- _REQUIREMENTS_
A – Check each statement against the Look at Yourself article and answer yes or no, quoting the deciding words: (i) the album was the last by the band to feature bassist Paul Newton; (ii) the idea for the mirror cover came from singer David Byron; (iii) Castle Communications reissued the album in 1996 with two bonus tracks.
B – Name every individual person mentioned in the Look at Yourself article.
C – Carry on the Look at Yourself article from its final sentence.
* START SELECTION *
Studio album by Uriah Heep
- Released: September 1971
- Recorded: July 1971
- Studio: Lansdowne (London)
- Genres: Hard rock; progressive rock; heavy metal;
- Length: 41:14
- Label: Bronze
- Producer: Gerry Bron

Uriah Heep chronology
| Salisbury (1971) | Look at Yourself (1971) | Demons and Wizards (1972) |

Singles from Look at Yourself
- "Look at Yourself" Released: September 1971; "July Morning" Released: June 1972 (Japan);

= Look at Yourself (Uriah Heep album) =

Look at Yourself is the third studio album by English rock band Uriah Heep, released in September 1971 by Mercury Records in the US and in October 1971 by Bronze Records in the UK. It was the last Uriah Heep album to feature founding member and bassist Paul Newton.

Characterised as heavy metal and progressive rock, the album came to be viewed as a high point in the band's career and is regarded by many fans and critics as one of Uriah Heep's finest albums, along with Demons and Wizards, released the following year. The title track was released as a single in various countries, followed by "July Morning" released in Japan in 1972.

"July Morning (song)" was the inspiration for a Bulgarian tradition, known eponymously as July Morning or "Julaya", of gathering on the beach on the Black Sea coast on the morning of 1 July to watch the sunrise.

The title track features African percussion played by Teddy Osei, Mac Tontoh and Loughty Amao from Afro Rock group, Osibisa, who later signed with Bronze Records.

Look at Yourself was remastered and reissued by Castle Communications in 1996 with three bonus tracks, and again in 2003 in an expanded deluxe edition. In 2017, Sanctuary Records released a two-disc deluxe edition.

==Cover art==
The original cover art on the LP featured a single sleeve with a die-cut opening on the front through which a reflective foil "mirror" was seen, conveying a distorted image of the person viewing it. The idea, by guitarist Mick Box, was for the cover to directly reflect the album title, and this theme is carried through the band photos on the rear of the LP sleeve, which have also been distorted. The LP itself was housed in a heavy-duty inner card, complete with lyrics.

==Reception==

In a favorable contemporary review, Billboard, noting that the band was "determined to break through", described the music in the album as "a mirror, as the hard rock five produce a driving, psychedelic flow that's sufficiently hypnotic, controlled and groovy to reflect the tastes of many youthful rockers."

Retrospective reviews have also been positive. AllMusic's Donald A. Guarisco deemed Look at Yourself to be the point where "the group perfects its fusion of heavy metal power and prog rock majesty". The album was praised for its track selection, which ranged from "powerful rockers" to the prog-oriented "July Morning", and for singer David Byron's "multi-octave, operatic style."
* END SELECTION *
* START INFORMATION SHOWN *
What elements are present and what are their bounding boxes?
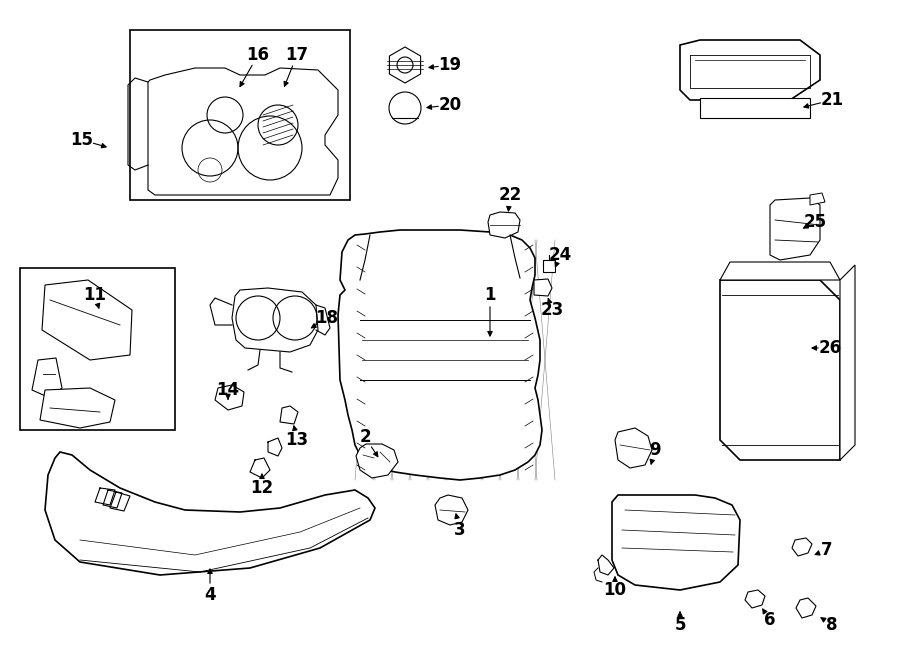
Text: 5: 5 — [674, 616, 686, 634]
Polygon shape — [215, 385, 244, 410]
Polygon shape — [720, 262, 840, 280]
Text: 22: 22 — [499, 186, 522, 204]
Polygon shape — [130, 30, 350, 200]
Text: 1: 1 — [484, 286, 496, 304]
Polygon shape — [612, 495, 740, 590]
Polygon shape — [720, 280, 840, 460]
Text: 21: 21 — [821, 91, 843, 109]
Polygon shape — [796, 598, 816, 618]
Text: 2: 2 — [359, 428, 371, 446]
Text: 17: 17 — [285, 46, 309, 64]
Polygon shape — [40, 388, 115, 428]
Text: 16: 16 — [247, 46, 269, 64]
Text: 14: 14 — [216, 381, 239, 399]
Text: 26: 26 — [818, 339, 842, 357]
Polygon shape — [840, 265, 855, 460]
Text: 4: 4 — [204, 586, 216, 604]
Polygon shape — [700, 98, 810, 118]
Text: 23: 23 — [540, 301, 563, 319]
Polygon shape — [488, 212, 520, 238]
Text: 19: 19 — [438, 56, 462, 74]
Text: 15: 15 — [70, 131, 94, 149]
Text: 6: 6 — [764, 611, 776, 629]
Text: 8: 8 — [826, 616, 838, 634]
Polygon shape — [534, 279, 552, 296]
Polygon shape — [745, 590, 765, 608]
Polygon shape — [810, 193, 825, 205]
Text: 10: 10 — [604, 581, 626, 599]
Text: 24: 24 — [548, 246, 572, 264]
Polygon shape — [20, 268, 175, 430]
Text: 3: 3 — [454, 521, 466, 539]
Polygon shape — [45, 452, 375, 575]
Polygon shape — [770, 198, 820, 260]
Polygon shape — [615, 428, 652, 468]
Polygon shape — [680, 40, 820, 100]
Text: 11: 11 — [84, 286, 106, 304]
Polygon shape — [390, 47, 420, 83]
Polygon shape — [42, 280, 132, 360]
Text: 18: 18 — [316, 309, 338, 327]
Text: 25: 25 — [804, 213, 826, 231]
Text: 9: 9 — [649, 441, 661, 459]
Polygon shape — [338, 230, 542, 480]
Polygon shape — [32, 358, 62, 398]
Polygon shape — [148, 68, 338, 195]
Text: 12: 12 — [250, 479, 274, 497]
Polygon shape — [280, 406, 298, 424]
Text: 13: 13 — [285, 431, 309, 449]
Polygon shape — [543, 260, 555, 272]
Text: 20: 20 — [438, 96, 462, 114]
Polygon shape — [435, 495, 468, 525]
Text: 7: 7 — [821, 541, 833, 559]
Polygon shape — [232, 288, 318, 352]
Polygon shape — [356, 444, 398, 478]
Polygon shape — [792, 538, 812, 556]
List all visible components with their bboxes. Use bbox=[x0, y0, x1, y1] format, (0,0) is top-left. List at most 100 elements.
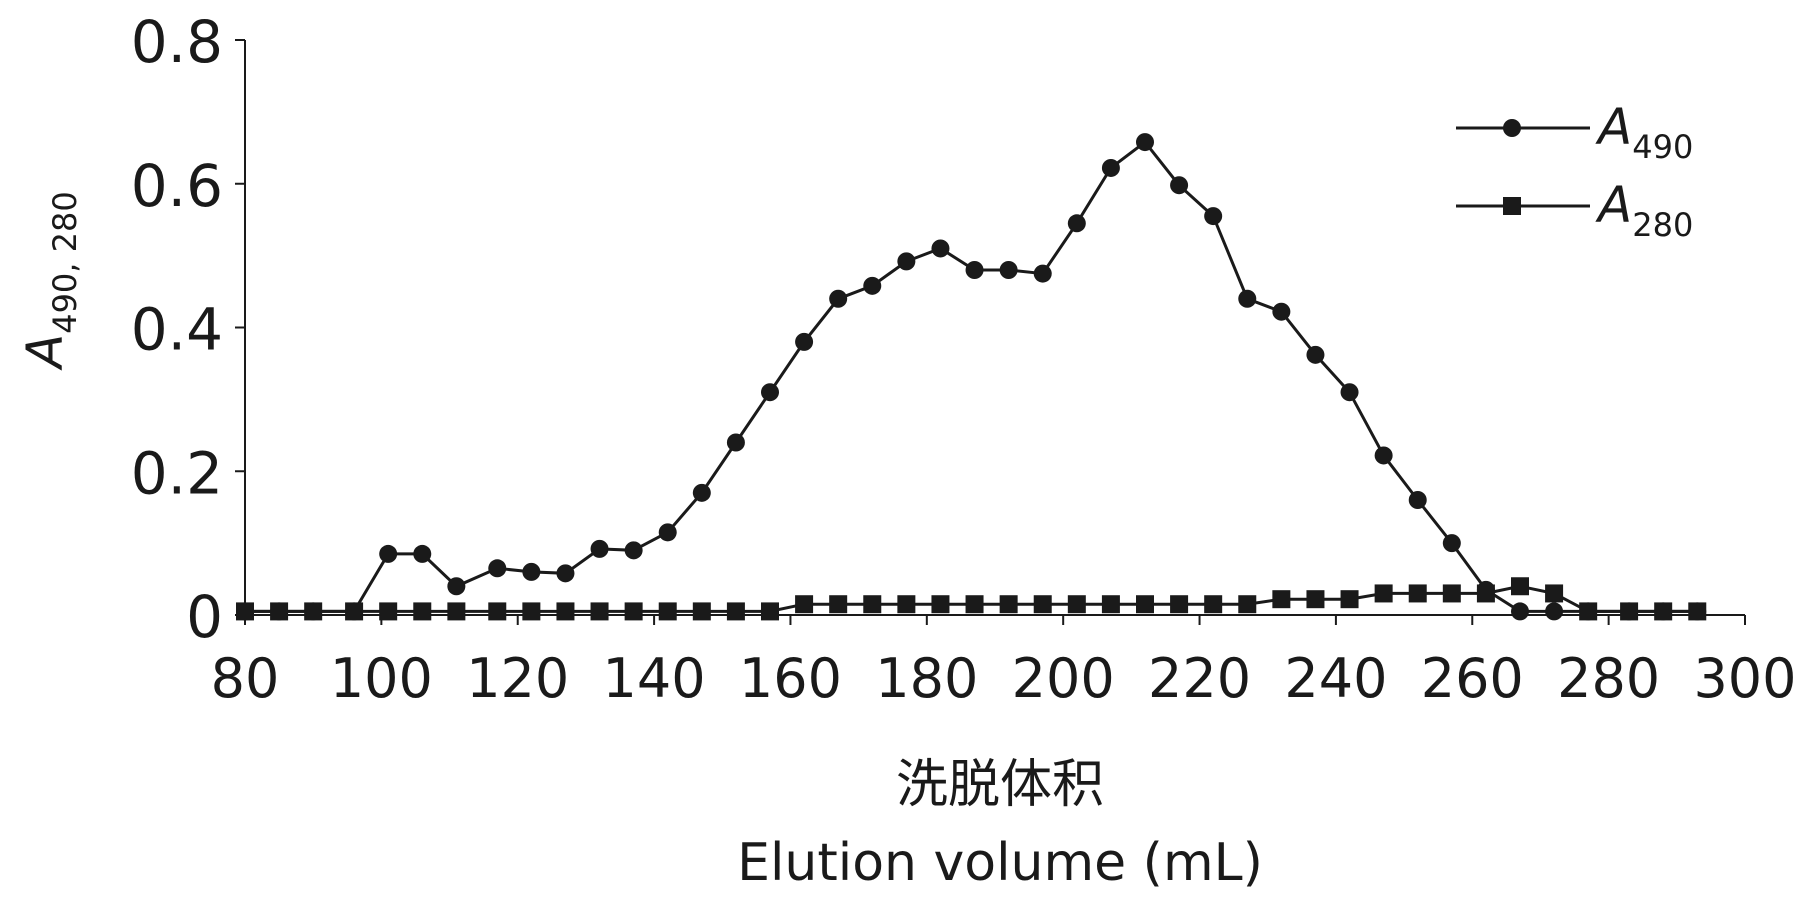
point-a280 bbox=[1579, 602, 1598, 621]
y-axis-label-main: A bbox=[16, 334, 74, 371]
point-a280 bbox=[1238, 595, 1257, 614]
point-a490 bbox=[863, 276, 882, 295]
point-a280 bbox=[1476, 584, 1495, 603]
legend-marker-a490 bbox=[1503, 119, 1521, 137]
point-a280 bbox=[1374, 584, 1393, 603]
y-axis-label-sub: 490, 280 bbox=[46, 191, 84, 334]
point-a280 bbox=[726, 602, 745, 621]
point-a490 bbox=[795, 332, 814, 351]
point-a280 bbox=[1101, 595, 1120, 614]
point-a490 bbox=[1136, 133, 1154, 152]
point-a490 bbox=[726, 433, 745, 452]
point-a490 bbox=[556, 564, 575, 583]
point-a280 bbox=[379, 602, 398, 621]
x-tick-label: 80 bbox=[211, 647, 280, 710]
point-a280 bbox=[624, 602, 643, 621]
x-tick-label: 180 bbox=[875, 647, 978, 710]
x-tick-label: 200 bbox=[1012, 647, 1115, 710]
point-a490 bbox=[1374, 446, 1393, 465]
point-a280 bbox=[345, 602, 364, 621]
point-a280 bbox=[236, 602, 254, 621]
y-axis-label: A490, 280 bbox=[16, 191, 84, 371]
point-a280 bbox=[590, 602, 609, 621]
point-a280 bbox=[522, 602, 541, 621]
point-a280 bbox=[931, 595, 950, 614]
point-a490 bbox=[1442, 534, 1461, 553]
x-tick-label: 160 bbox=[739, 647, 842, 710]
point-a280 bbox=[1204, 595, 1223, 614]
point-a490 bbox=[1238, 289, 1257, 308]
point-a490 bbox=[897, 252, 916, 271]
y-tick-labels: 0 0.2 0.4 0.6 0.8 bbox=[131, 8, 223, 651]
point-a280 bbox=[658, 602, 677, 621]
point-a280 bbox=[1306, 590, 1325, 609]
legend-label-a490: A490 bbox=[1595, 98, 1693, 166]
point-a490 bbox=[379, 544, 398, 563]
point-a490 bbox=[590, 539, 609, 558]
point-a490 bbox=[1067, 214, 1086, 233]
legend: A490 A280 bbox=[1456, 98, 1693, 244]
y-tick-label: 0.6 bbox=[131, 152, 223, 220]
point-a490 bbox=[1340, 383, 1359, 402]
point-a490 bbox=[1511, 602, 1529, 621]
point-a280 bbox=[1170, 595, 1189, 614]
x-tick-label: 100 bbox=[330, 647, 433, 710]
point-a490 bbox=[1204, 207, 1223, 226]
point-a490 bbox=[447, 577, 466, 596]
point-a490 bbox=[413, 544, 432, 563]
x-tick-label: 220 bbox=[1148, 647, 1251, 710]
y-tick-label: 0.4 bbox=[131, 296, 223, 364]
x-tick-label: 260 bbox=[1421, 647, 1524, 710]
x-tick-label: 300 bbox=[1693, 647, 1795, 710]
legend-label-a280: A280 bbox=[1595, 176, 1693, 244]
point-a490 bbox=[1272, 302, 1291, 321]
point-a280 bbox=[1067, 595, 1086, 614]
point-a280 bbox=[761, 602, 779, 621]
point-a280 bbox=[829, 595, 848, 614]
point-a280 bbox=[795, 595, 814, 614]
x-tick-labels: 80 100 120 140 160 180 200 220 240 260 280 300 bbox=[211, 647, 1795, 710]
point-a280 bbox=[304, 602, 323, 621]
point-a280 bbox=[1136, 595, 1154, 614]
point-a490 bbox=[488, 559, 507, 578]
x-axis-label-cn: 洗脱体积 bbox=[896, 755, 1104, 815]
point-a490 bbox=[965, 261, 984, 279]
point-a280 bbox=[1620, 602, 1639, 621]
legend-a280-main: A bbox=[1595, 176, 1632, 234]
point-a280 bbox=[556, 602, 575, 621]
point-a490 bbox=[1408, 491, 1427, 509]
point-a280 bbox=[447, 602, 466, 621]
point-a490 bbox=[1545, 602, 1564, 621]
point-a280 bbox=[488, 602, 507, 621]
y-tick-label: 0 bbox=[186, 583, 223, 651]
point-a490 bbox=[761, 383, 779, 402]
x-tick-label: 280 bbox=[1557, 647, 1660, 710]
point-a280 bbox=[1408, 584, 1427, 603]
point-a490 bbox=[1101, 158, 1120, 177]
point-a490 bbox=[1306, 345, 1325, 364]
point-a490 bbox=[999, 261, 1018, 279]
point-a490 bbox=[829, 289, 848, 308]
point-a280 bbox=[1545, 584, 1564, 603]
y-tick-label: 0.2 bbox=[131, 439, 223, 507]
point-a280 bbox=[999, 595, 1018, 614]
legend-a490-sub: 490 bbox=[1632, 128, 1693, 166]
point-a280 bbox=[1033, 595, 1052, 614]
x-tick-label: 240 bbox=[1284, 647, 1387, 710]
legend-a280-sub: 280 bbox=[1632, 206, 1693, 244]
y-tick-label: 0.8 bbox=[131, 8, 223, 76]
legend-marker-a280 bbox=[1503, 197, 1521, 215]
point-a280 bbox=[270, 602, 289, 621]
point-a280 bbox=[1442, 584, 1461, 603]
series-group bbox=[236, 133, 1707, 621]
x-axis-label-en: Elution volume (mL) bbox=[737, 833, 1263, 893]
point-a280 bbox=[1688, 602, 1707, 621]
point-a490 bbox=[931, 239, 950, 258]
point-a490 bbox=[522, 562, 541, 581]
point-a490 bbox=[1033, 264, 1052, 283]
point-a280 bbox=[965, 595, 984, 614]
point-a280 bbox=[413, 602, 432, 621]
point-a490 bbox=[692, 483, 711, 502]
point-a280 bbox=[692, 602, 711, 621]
* END INFORMATION SHOWN *
* START INFORMATION SHOWN *
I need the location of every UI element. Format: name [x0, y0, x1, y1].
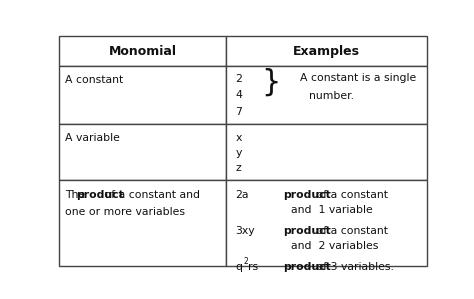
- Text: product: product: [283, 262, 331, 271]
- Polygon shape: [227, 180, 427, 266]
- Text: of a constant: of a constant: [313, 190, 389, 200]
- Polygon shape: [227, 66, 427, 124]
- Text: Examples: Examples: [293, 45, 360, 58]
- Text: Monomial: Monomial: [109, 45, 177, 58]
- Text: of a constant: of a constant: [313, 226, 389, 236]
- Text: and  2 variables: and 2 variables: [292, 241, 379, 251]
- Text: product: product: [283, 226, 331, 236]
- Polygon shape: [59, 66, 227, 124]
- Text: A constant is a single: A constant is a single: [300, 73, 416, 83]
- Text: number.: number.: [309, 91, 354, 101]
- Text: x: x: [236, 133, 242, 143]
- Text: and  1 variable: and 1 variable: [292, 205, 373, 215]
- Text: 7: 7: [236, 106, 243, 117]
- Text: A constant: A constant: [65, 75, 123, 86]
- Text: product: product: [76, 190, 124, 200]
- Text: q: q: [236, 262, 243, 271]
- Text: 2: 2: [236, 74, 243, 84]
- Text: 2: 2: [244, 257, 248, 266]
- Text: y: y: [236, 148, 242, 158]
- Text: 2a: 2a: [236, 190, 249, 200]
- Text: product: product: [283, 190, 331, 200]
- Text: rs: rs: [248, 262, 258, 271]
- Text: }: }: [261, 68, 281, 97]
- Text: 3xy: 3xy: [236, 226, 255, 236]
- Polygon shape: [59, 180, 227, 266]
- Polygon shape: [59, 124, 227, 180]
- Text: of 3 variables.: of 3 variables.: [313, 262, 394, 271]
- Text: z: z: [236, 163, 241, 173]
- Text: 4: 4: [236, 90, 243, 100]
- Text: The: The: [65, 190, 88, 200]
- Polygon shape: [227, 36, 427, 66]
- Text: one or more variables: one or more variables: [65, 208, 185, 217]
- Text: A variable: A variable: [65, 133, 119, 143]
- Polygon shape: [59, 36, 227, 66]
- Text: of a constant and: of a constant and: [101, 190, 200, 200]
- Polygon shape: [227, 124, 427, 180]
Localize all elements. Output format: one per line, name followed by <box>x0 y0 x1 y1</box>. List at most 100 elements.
* END INFORMATION SHOWN *
- _FINAL ANSWERS_
A –
(i) Yes: "It was the last Uriah Heep album to feature founding member and bassist Paul Newton."
(ii) No: "The idea, by guitarist Mick Box, was for the cover to directly reflect the album title"
(iii) No: "remastered and reissued by Castle Communications in 1996 with three bonus tracks"

B – Gerry Bron, Paul Newton, Teddy Osei, Mac Tontoh, Loughty Amao, Mick Box, Donald A. Guarisco, David Byron

C –
Look at Yourself was ranked at No. 97 in the 100 Heavy Metal albums of All Time list published by the magazine Kerrang!.

Professional ratings
Review scores
| Source | Rating |
| AllMusic | Star |
| Billboard | (positive) |
| Collector's Guide to Heavy Metal | 10/10 |
| Sputnikmusic | Star |

==Covers==
- Gamma Ray covered "Look at Yourself" on their Heading for Tomorrow album (1990).
- GrimSkunk covered "Look at Yourself" on their Grim Skunk album (1994).

==Track listings==

Side one
| No. | Title | Writer(s) | Length |
|---|---|---|---|
| 1. | "Look at Yourself" |  | 5:09 |
| 2. | "I Wanna Be Free" |  | 4:00 |
| 3. | "July Morning" | David Byron, Hensley | 10:32 |

Side two
| No. | Title | Writer(s) | Length |
|---|---|---|---|
| 4. | "Tears in My Eyes" |  | 5:01 |
| 5. | "Shadows of Grief" | Hensley, Byron | 8:39 |
| 6. | "What Should Be Done" |  | 4:15 |
| 7. | "Love Machine" | Hensley, Mick Box, Byron | 3:37 |

1996 remastered CD edition bonus tracks
| No. | Title | Length |
|---|---|---|
| 8. | "Look at Yourself" (single edit) | 3:07 |
| 9. | "What's Within My Heart" (outtake) | 5:23 |

2003 expanded deluxe edition bonus tracks
| No. | Title | Writer(s) | Length |
|---|---|---|---|
| 8. | "What's Within My Heart" (outtake from Look at Yourself sessions) |  | 5:23 |
| 9. | "Why" (outtake from Look at Yourself sessions) | Box, Byron, Hensley, Paul Newton | 11:18 |
| 10. | "Look at Yourself" (alternative single version) |  | 3:19 |
| 11. | "Tears in My Eyes" (extended version, previously unreleased) |  | 5:38 |
| 12. | "What Should Be Done" (outtake, original studio version) |  | 4:26 |
| 13. | "Look at Yourself" (BBC session, previously unreleased) |  | 4:32 |
| 14. | "What Should Be Done" (BBC session, previously unreleased) |  | 3:26 |

2017 expanded deluxe edition disc 2 (all tracks previously unreleased)
| No. | Title | Length |
|---|---|---|
| 1. | "I Wanna Be Free" (Alternate Mix) | 4:20 |
| 2. | "Tears in My Eyes" (Alternate Mix Extended) | 5:55 |
| 3. | "What Should Be Done" (Alternate Mix) | 4:35 |
| 4. | "Shadows of Grief" (Alternate Mix) | 9:34 |
| 5. | "Look at Yourself" (Alternate Mix) | 5:14 |
| 6. | "July Morning" (Alternate Mix) | 11:18 |
| 7. | "Why Fourteen Minutes" (Alternate Mix) | 14:16 |
| 8. | "Love Machine" (Alternate Mix) | 3:55 |
| 9. | "What's Within My Heart" (Alternate Mix) | 5:34 |
| 10. | "July Morning" (Alternate Mix, live) | 11:28 |
| 11. | "Look at Yourself" (Alternate Single Version) | 3:19 |

==Personnel==
- Uriah Heep
- David Byron – lead vocals (all but "Look at Yourself"), backing vocals on "Look at Yourself"
- Mick Box – lead guitar, acoustic guitar
- Ken Hensley – organ, piano, slide guitar, acoustic guitar, backing vocals, lead vocals on "Look at Yourself"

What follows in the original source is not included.